Structured figure records
%%

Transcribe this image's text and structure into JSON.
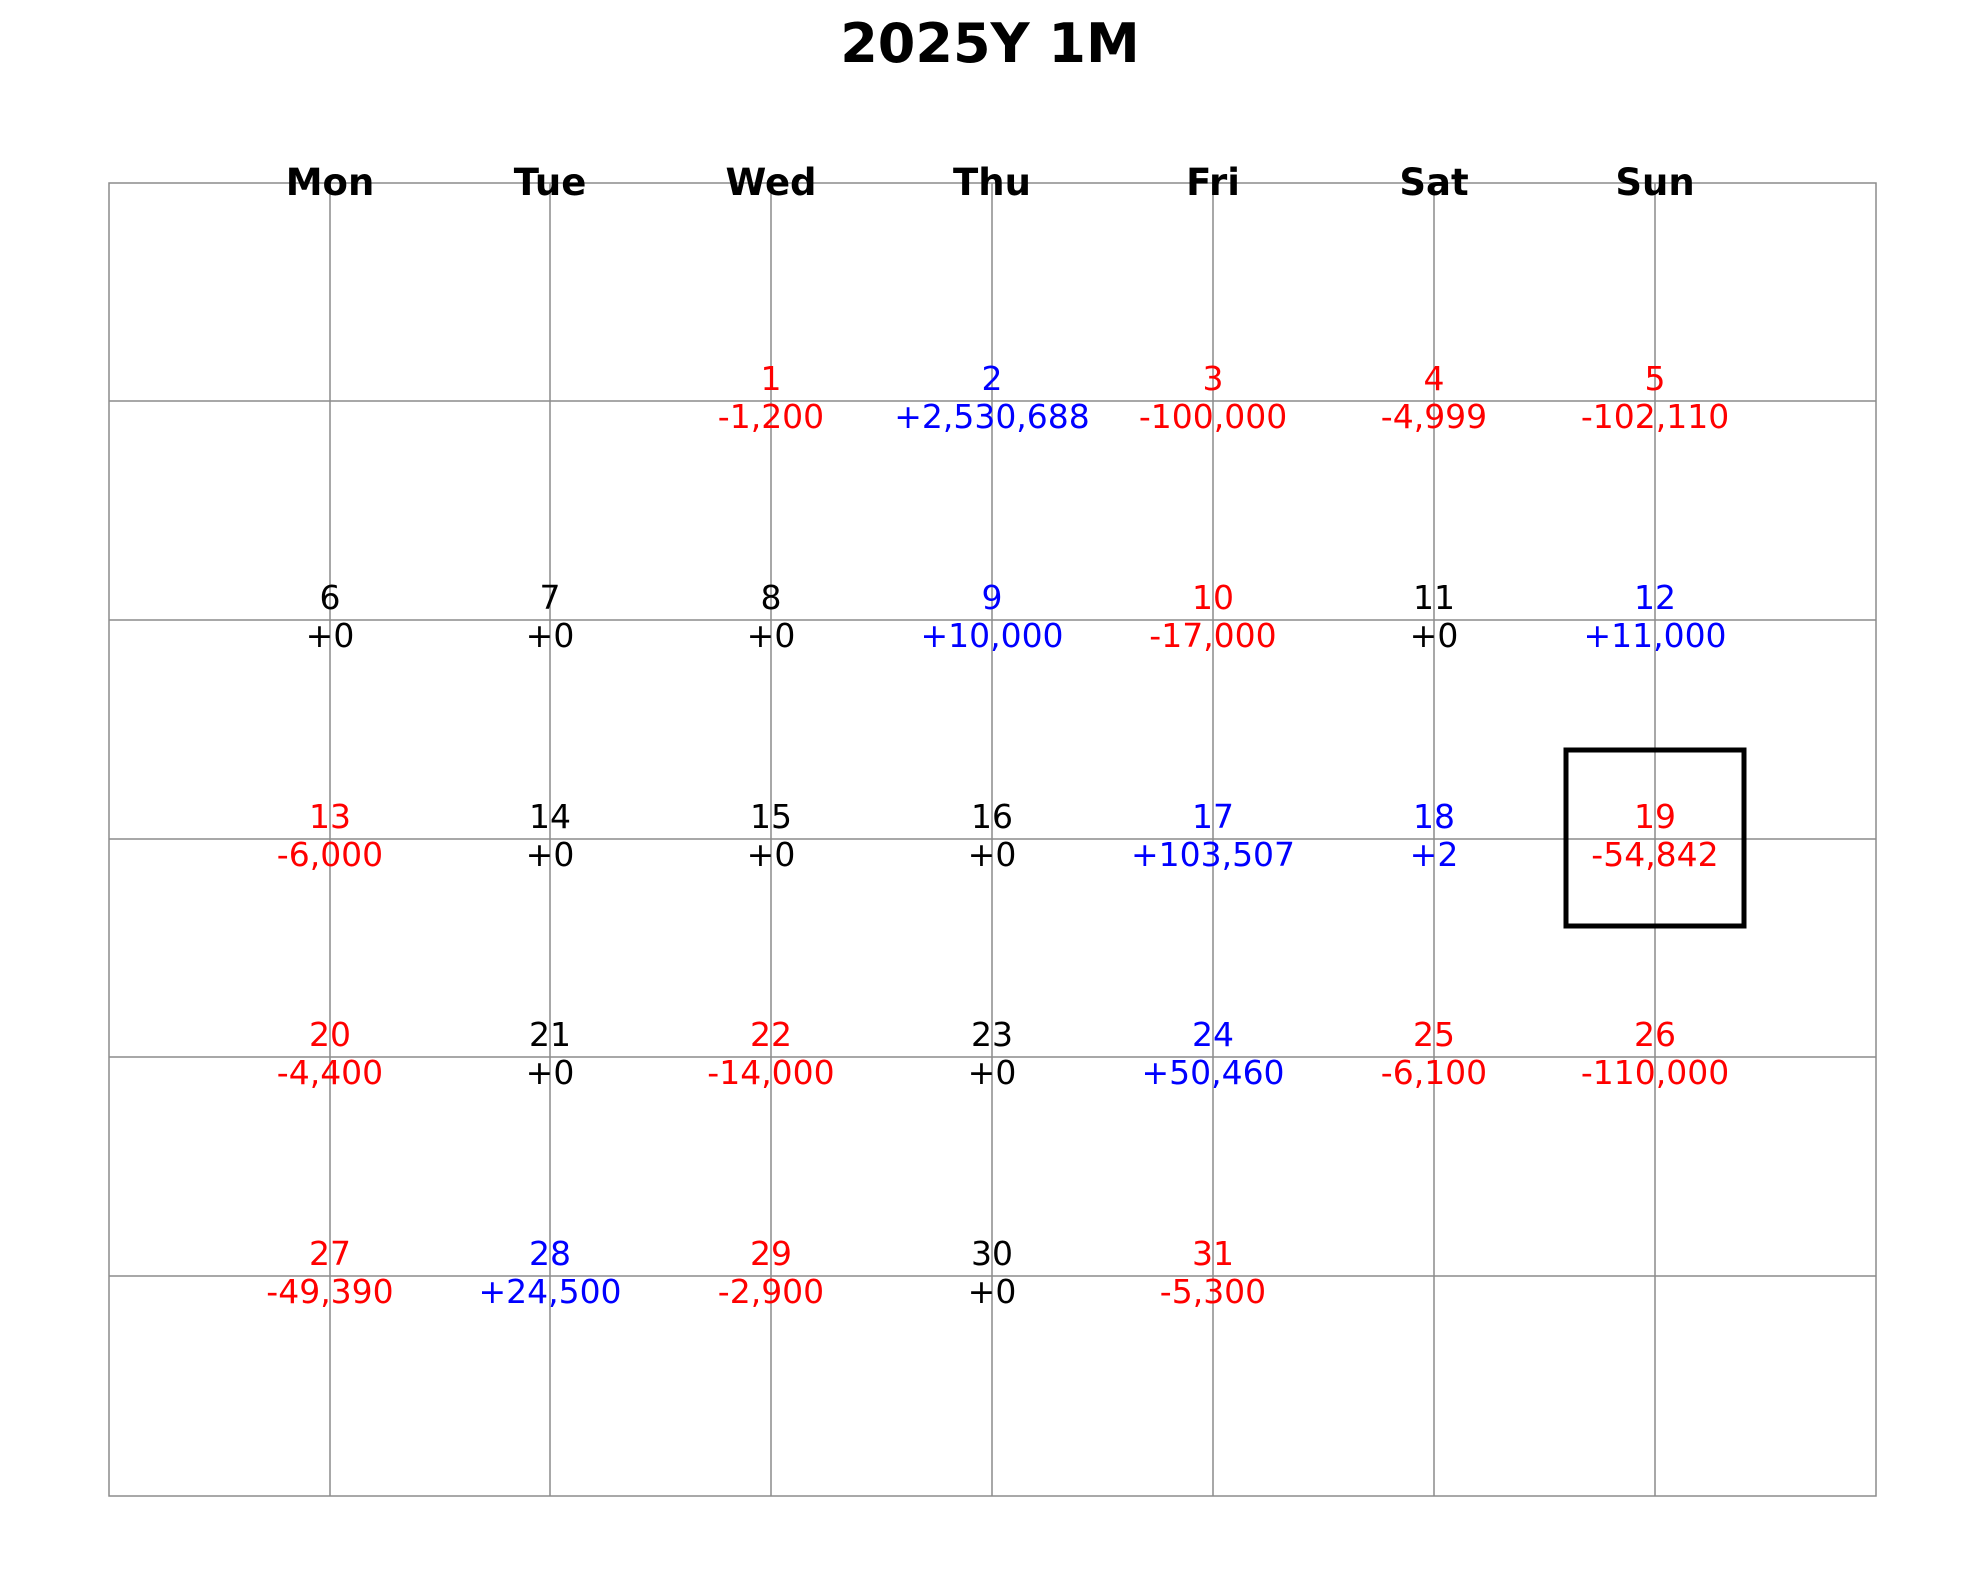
{
  "chart_data": {
    "type": "table",
    "title": "2025Y 1M",
    "weekdays": [
      "Mon",
      "Tue",
      "Wed",
      "Thu",
      "Fri",
      "Sat",
      "Sun"
    ],
    "colors": {
      "positive": "#0000ff",
      "negative": "#ff0000",
      "zero": "#000000",
      "grid": "#8c8c8c",
      "highlight": "#000000"
    },
    "highlighted_day": 19,
    "weeks": [
      [
        null,
        null,
        {
          "day": "1",
          "value": "-1,200",
          "sign": "negative"
        },
        {
          "day": "2",
          "value": "+2,530,688",
          "sign": "positive"
        },
        {
          "day": "3",
          "value": "-100,000",
          "sign": "negative"
        },
        {
          "day": "4",
          "value": "-4,999",
          "sign": "negative"
        },
        {
          "day": "5",
          "value": "-102,110",
          "sign": "negative"
        }
      ],
      [
        {
          "day": "6",
          "value": "+0",
          "sign": "zero"
        },
        {
          "day": "7",
          "value": "+0",
          "sign": "zero"
        },
        {
          "day": "8",
          "value": "+0",
          "sign": "zero"
        },
        {
          "day": "9",
          "value": "+10,000",
          "sign": "positive"
        },
        {
          "day": "10",
          "value": "-17,000",
          "sign": "negative"
        },
        {
          "day": "11",
          "value": "+0",
          "sign": "zero"
        },
        {
          "day": "12",
          "value": "+11,000",
          "sign": "positive"
        }
      ],
      [
        {
          "day": "13",
          "value": "-6,000",
          "sign": "negative"
        },
        {
          "day": "14",
          "value": "+0",
          "sign": "zero"
        },
        {
          "day": "15",
          "value": "+0",
          "sign": "zero"
        },
        {
          "day": "16",
          "value": "+0",
          "sign": "zero"
        },
        {
          "day": "17",
          "value": "+103,507",
          "sign": "positive"
        },
        {
          "day": "18",
          "value": "+2",
          "sign": "positive"
        },
        {
          "day": "19",
          "value": "-54,842",
          "sign": "negative"
        }
      ],
      [
        {
          "day": "20",
          "value": "-4,400",
          "sign": "negative"
        },
        {
          "day": "21",
          "value": "+0",
          "sign": "zero"
        },
        {
          "day": "22",
          "value": "-14,000",
          "sign": "negative"
        },
        {
          "day": "23",
          "value": "+0",
          "sign": "zero"
        },
        {
          "day": "24",
          "value": "+50,460",
          "sign": "positive"
        },
        {
          "day": "25",
          "value": "-6,100",
          "sign": "negative"
        },
        {
          "day": "26",
          "value": "-110,000",
          "sign": "negative"
        }
      ],
      [
        {
          "day": "27",
          "value": "-49,390",
          "sign": "negative"
        },
        {
          "day": "28",
          "value": "+24,500",
          "sign": "positive"
        },
        {
          "day": "29",
          "value": "-2,900",
          "sign": "negative"
        },
        {
          "day": "30",
          "value": "+0",
          "sign": "zero"
        },
        {
          "day": "31",
          "value": "-5,300",
          "sign": "negative"
        },
        null,
        null
      ]
    ]
  }
}
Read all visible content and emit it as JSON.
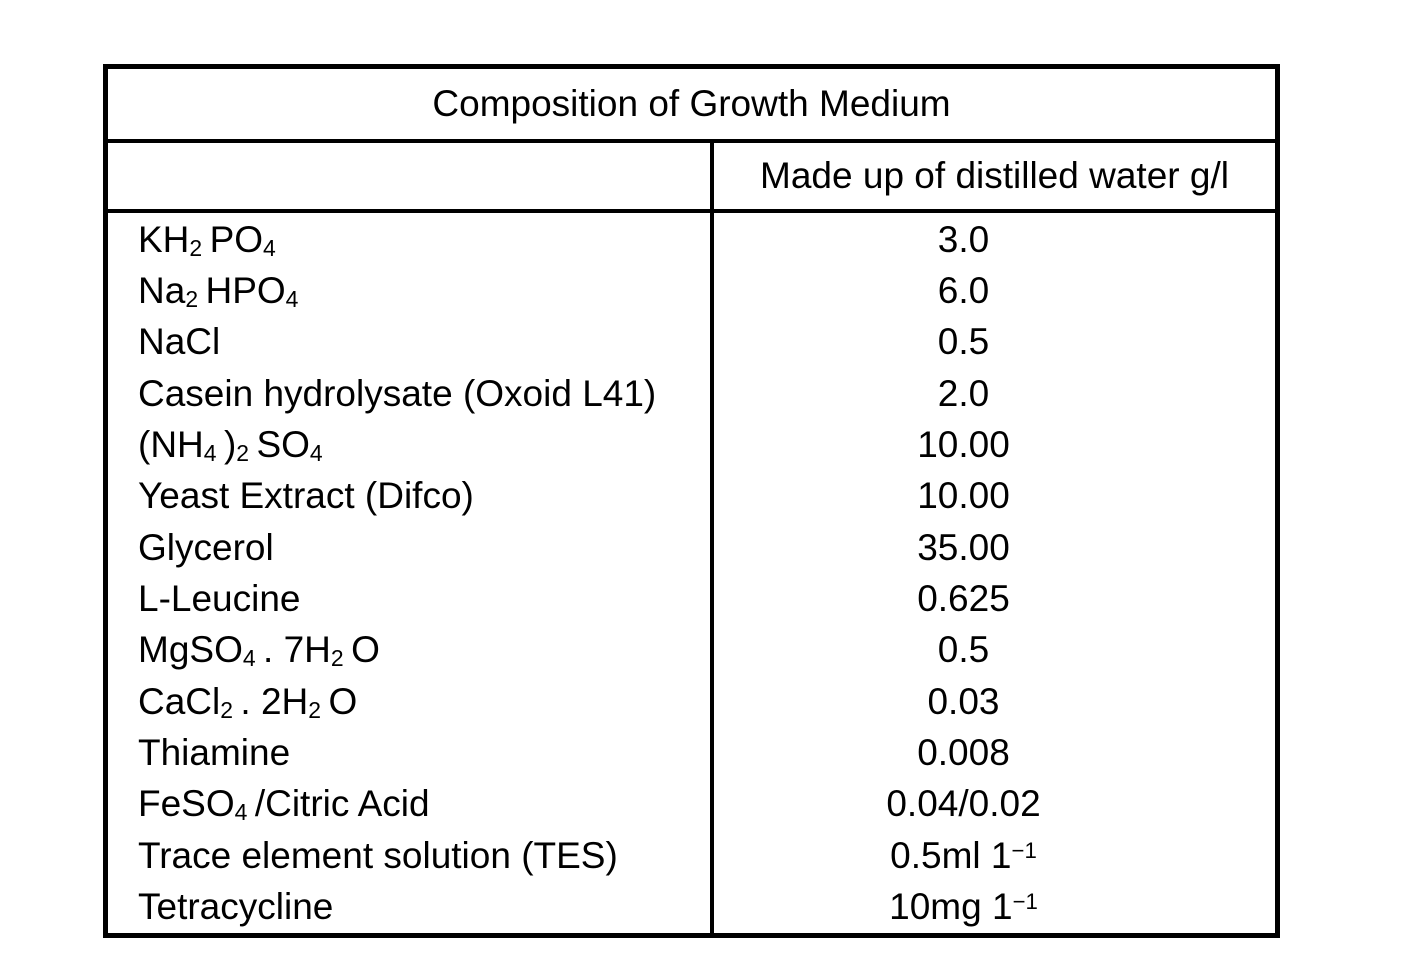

%%

Directions for this task:
Copy every entry exactly as written. Pictures are excluded.

Exercise output:
Transcribe this image's text and structure into JSON.
{
  "chart_data": {
    "type": "table",
    "title": "2025Y 1M",
    "weekdays": [
      "Mon",
      "Tue",
      "Wed",
      "Thu",
      "Fri",
      "Sat",
      "Sun"
    ],
    "colors": {
      "positive": "#0000ff",
      "negative": "#ff0000",
      "zero": "#000000",
      "grid": "#8c8c8c",
      "highlight": "#000000"
    },
    "highlighted_day": 19,
    "weeks": [
      [
        null,
        null,
        {
          "day": "1",
          "value": "-1,200",
          "sign": "negative"
        },
        {
          "day": "2",
          "value": "+2,530,688",
          "sign": "positive"
        },
        {
          "day": "3",
          "value": "-100,000",
          "sign": "negative"
        },
        {
          "day": "4",
          "value": "-4,999",
          "sign": "negative"
        },
        {
          "day": "5",
          "value": "-102,110",
          "sign": "negative"
        }
      ],
      [
        {
          "day": "6",
          "value": "+0",
          "sign": "zero"
        },
        {
          "day": "7",
          "value": "+0",
          "sign": "zero"
        },
        {
          "day": "8",
          "value": "+0",
          "sign": "zero"
        },
        {
          "day": "9",
          "value": "+10,000",
          "sign": "positive"
        },
        {
          "day": "10",
          "value": "-17,000",
          "sign": "negative"
        },
        {
          "day": "11",
          "value": "+0",
          "sign": "zero"
        },
        {
          "day": "12",
          "value": "+11,000",
          "sign": "positive"
        }
      ],
      [
        {
          "day": "13",
          "value": "-6,000",
          "sign": "negative"
        },
        {
          "day": "14",
          "value": "+0",
          "sign": "zero"
        },
        {
          "day": "15",
          "value": "+0",
          "sign": "zero"
        },
        {
          "day": "16",
          "value": "+0",
          "sign": "zero"
        },
        {
          "day": "17",
          "value": "+103,507",
          "sign": "positive"
        },
        {
          "day": "18",
          "value": "+2",
          "sign": "positive"
        },
        {
          "day": "19",
          "value": "-54,842",
          "sign": "negative"
        }
      ],
      [
        {
          "day": "20",
          "value": "-4,400",
          "sign": "negative"
        },
        {
          "day": "21",
          "value": "+0",
          "sign": "zero"
        },
        {
          "day": "22",
          "value": "-14,000",
          "sign": "negative"
        },
        {
          "day": "23",
          "value": "+0",
          "sign": "zero"
        },
        {
          "day": "24",
          "value": "+50,460",
          "sign": "positive"
        },
        {
          "day": "25",
          "value": "-6,100",
          "sign": "negative"
        },
        {
          "day": "26",
          "value": "-110,000",
          "sign": "negative"
        }
      ],
      [
        {
          "day": "27",
          "value": "-49,390",
          "sign": "negative"
        },
        {
          "day": "28",
          "value": "+24,500",
          "sign": "positive"
        },
        {
          "day": "29",
          "value": "-2,900",
          "sign": "negative"
        },
        {
          "day": "30",
          "value": "+0",
          "sign": "zero"
        },
        {
          "day": "31",
          "value": "-5,300",
          "sign": "negative"
        },
        null,
        null
      ]
    ]
  }
}
Read all visible content and emit it as JSON.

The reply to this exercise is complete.